WORK TO COMPLETE.
All entries must be repeated exactly; do not include the pictures.

+ + + + +

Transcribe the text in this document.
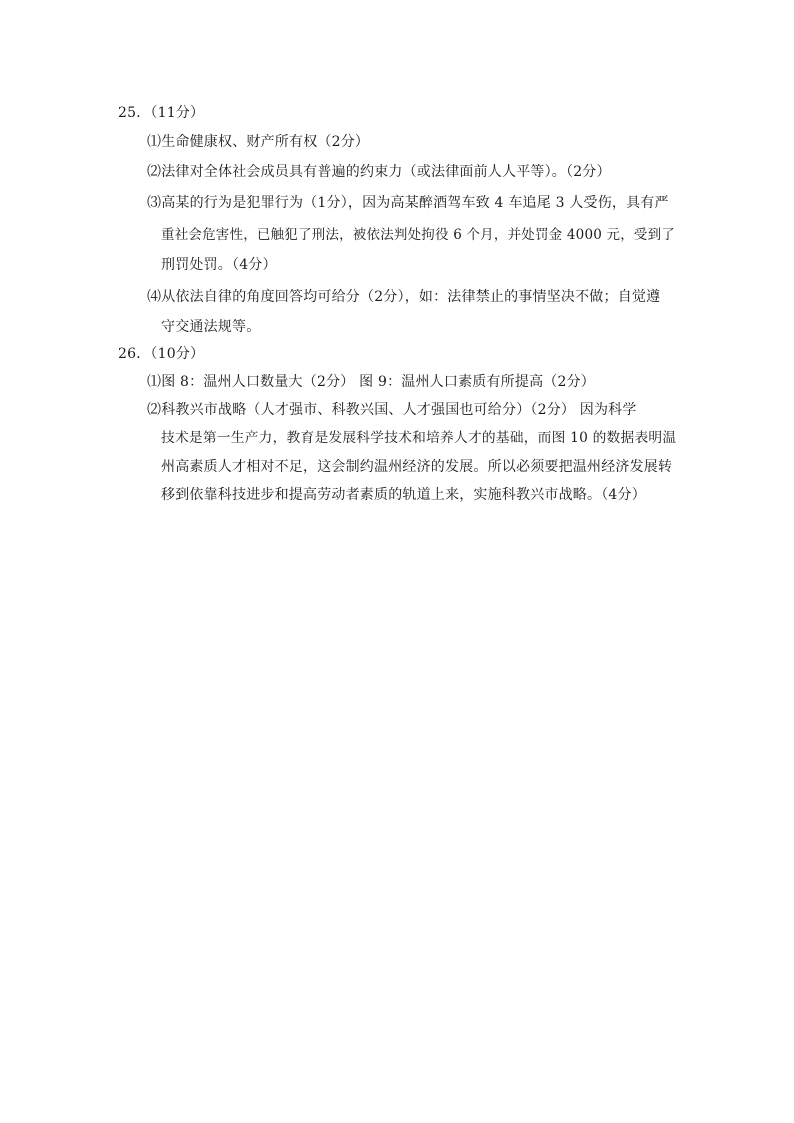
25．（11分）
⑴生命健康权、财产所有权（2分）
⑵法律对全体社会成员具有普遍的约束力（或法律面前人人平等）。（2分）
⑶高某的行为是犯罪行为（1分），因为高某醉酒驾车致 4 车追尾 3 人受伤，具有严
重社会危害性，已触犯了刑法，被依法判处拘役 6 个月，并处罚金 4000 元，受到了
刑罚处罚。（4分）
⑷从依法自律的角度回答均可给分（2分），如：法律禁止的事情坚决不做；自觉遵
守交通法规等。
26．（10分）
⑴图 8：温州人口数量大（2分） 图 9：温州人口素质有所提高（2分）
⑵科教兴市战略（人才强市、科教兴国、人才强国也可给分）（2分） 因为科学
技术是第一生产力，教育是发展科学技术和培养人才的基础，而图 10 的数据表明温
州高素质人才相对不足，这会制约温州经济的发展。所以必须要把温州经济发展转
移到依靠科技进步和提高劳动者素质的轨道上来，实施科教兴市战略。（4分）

+ + + + +

OUTPUT OF THE TASK.
Transcribe the text in this document.
25．（11分）
⑴生命健康权、财产所有权（2分）
⑵法律对全体社会成员具有普遍的约束力（或法律面前人人平等）。（2分）
⑶高某的行为是犯罪行为（1分），因为高某醉酒驾车致 4 车追尾 3 人受伤，具有严
重社会危害性，已触犯了刑法，被依法判处拘役 6 个月，并处罚金 4000 元，受到了
刑罚处罚。（4分）
⑷从依法自律的角度回答均可给分（2分），如：法律禁止的事情坚决不做；自觉遵
守交通法规等。
26．（10分）
⑴图 8：温州人口数量大（2分） 图 9：温州人口素质有所提高（2分）
⑵科教兴市战略（人才强市、科教兴国、人才强国也可给分）（2分） 因为科学
技术是第一生产力，教育是发展科学技术和培养人才的基础，而图 10 的数据表明温
州高素质人才相对不足，这会制约温州经济的发展。所以必须要把温州经济发展转
移到依靠科技进步和提高劳动者素质的轨道上来，实施科教兴市战略。（4分）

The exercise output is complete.